> [Supplied entries]:
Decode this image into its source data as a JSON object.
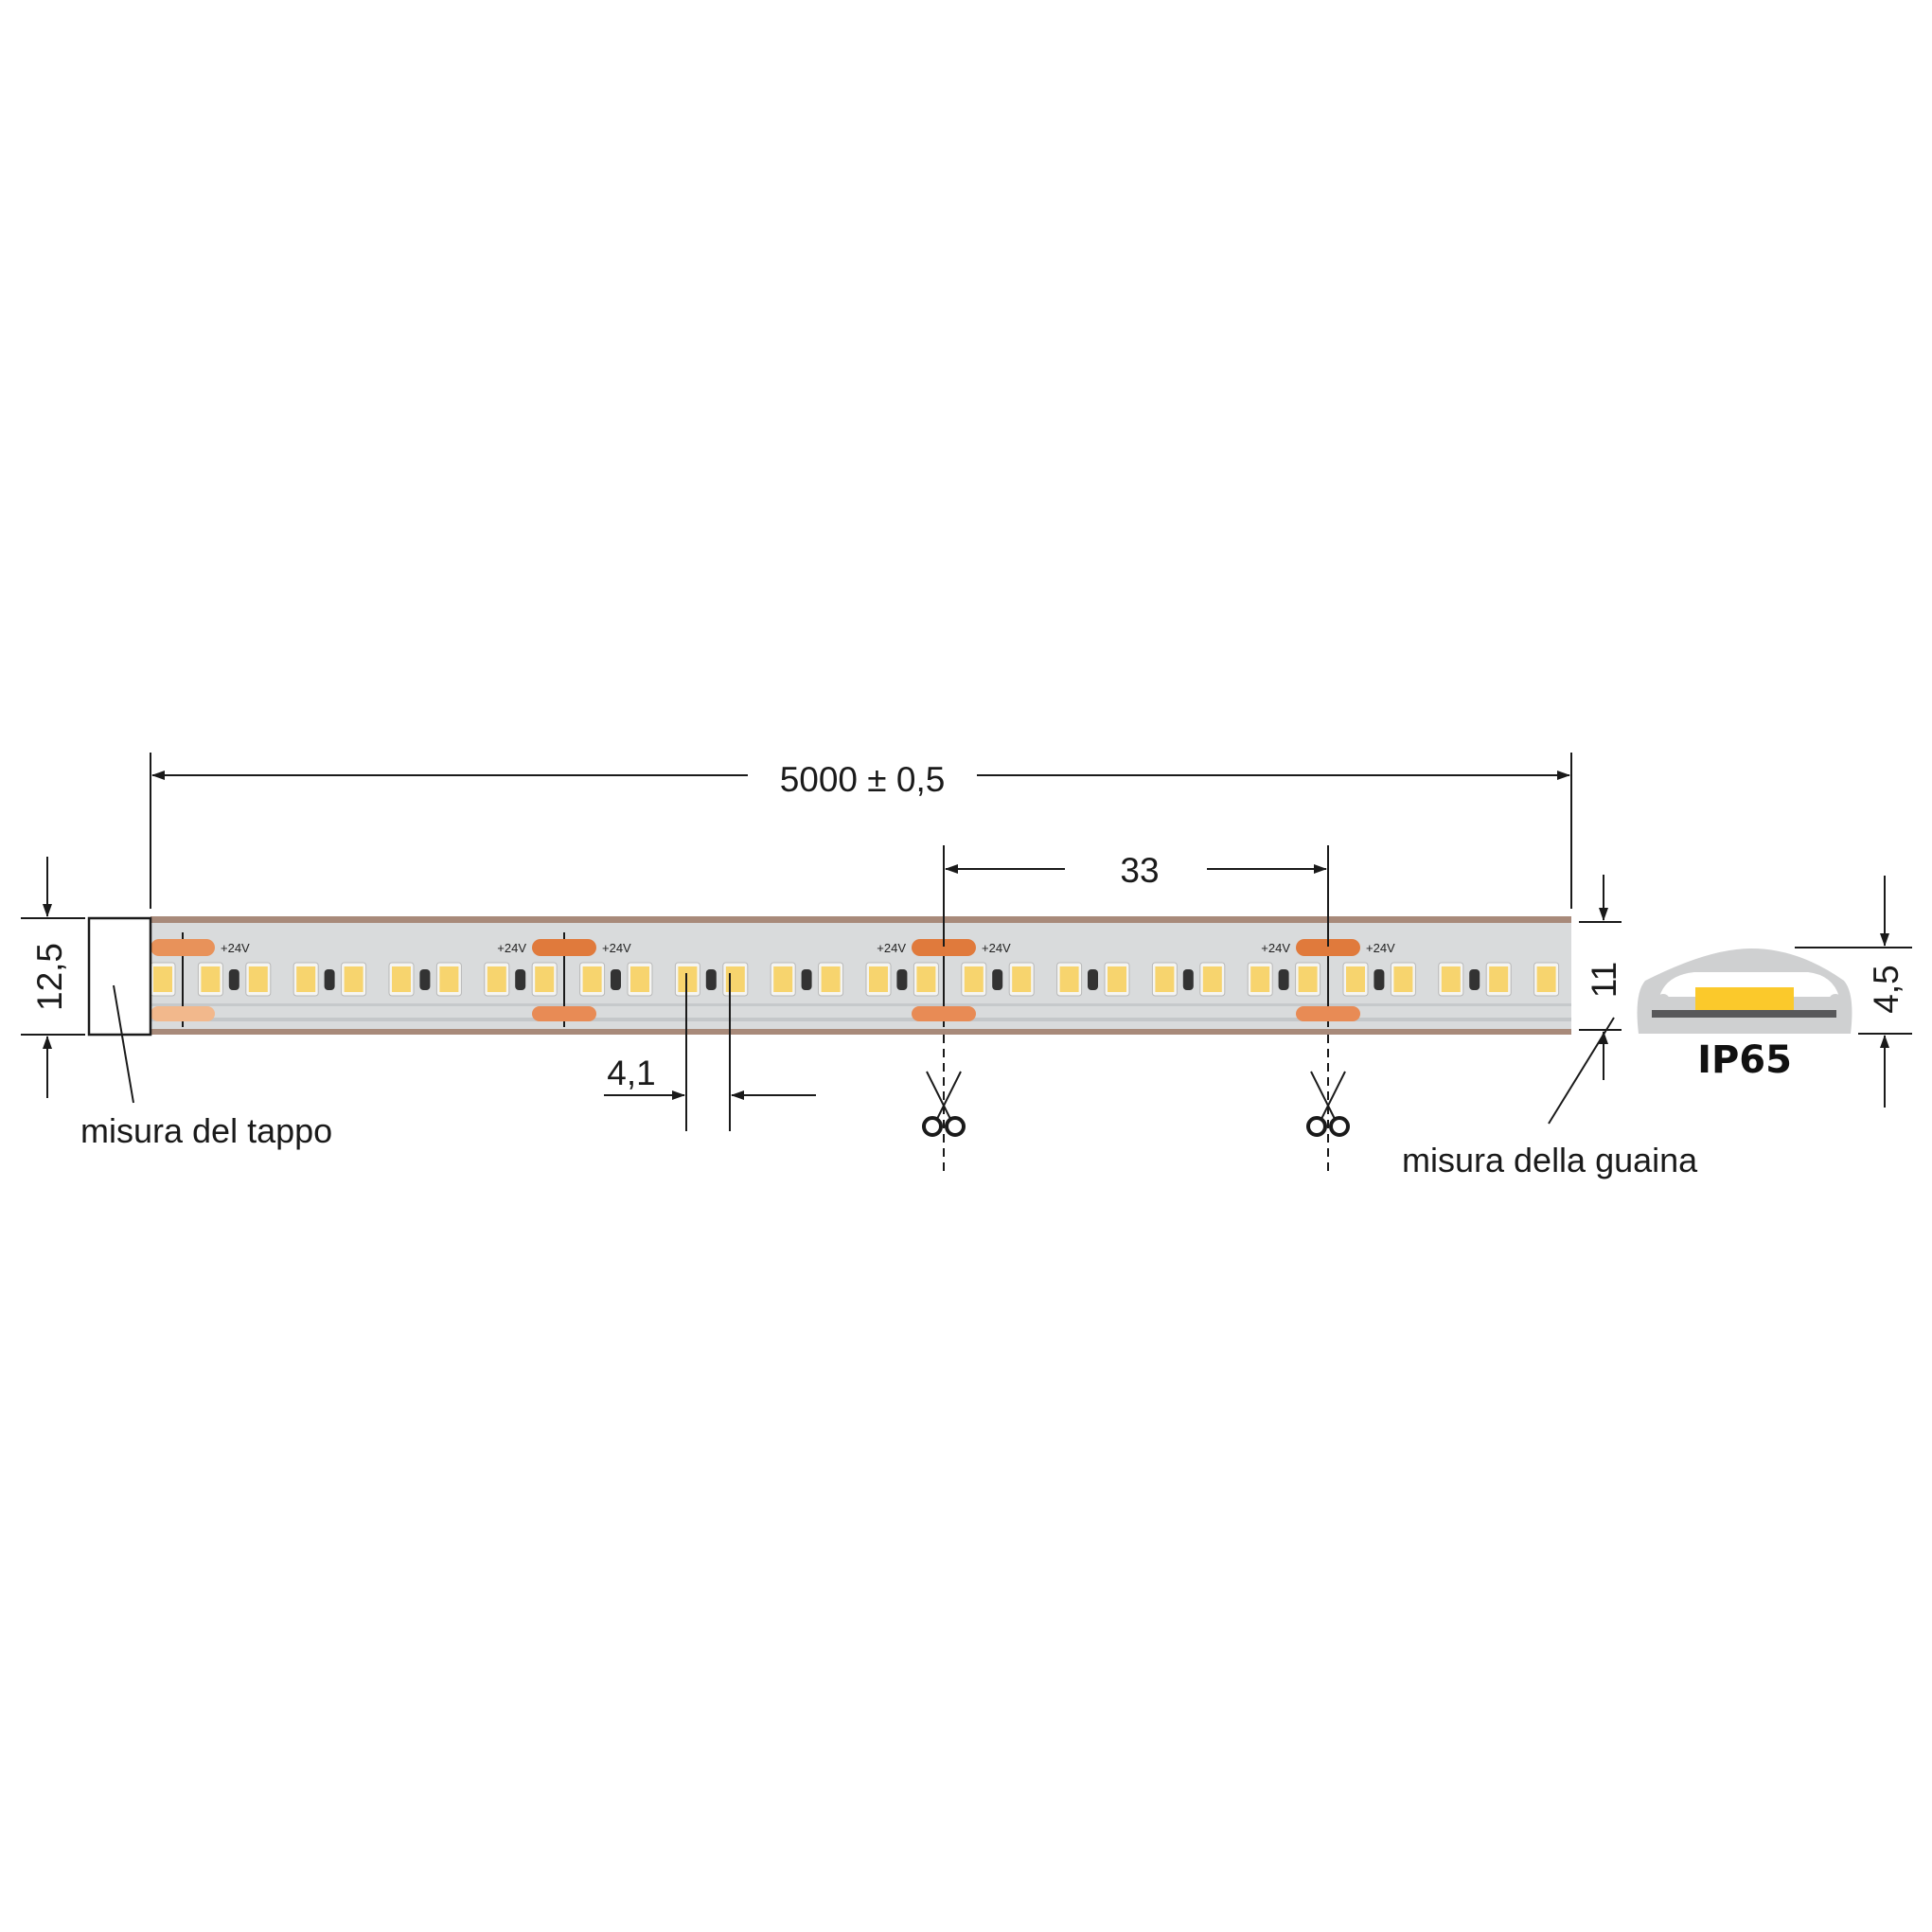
{
  "dimensions": {
    "length": "5000 ± 0,5",
    "cut_pitch": "33",
    "led_pitch": "4,1",
    "cap_height": "12,5",
    "sheath_height": "11",
    "profile_height": "4,5"
  },
  "labels": {
    "cap": "misura del tappo",
    "sheath": "misura della guaina",
    "ip_rating": "IP65",
    "pad_voltage": "+24V"
  },
  "icons": [
    "scissors-icon",
    "scissors-icon"
  ],
  "colors": {
    "led": "#f7d46e",
    "pad": "#e07a3c",
    "strip": "#d9dbdc",
    "profile": "#cfd0d1",
    "chip": "#fbc92b",
    "pcb": "#58585a"
  }
}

> [Exercise goal]:
Go through the listing above and quote it exactly, apart from its images.

> [Exercise answer]:
Decode this image into its source data as a JSON object.
{
  "dimensions": {
    "length": "5000 ± 0,5",
    "cut_pitch": "33",
    "led_pitch": "4,1",
    "cap_height": "12,5",
    "sheath_height": "11",
    "profile_height": "4,5"
  },
  "labels": {
    "cap": "misura del tappo",
    "sheath": "misura della guaina",
    "ip_rating": "IP65",
    "pad_voltage": "+24V"
  },
  "icons": [
    "scissors-icon",
    "scissors-icon"
  ],
  "colors": {
    "led": "#f7d46e",
    "pad": "#e07a3c",
    "strip": "#d9dbdc",
    "profile": "#cfd0d1",
    "chip": "#fbc92b",
    "pcb": "#58585a"
  }
}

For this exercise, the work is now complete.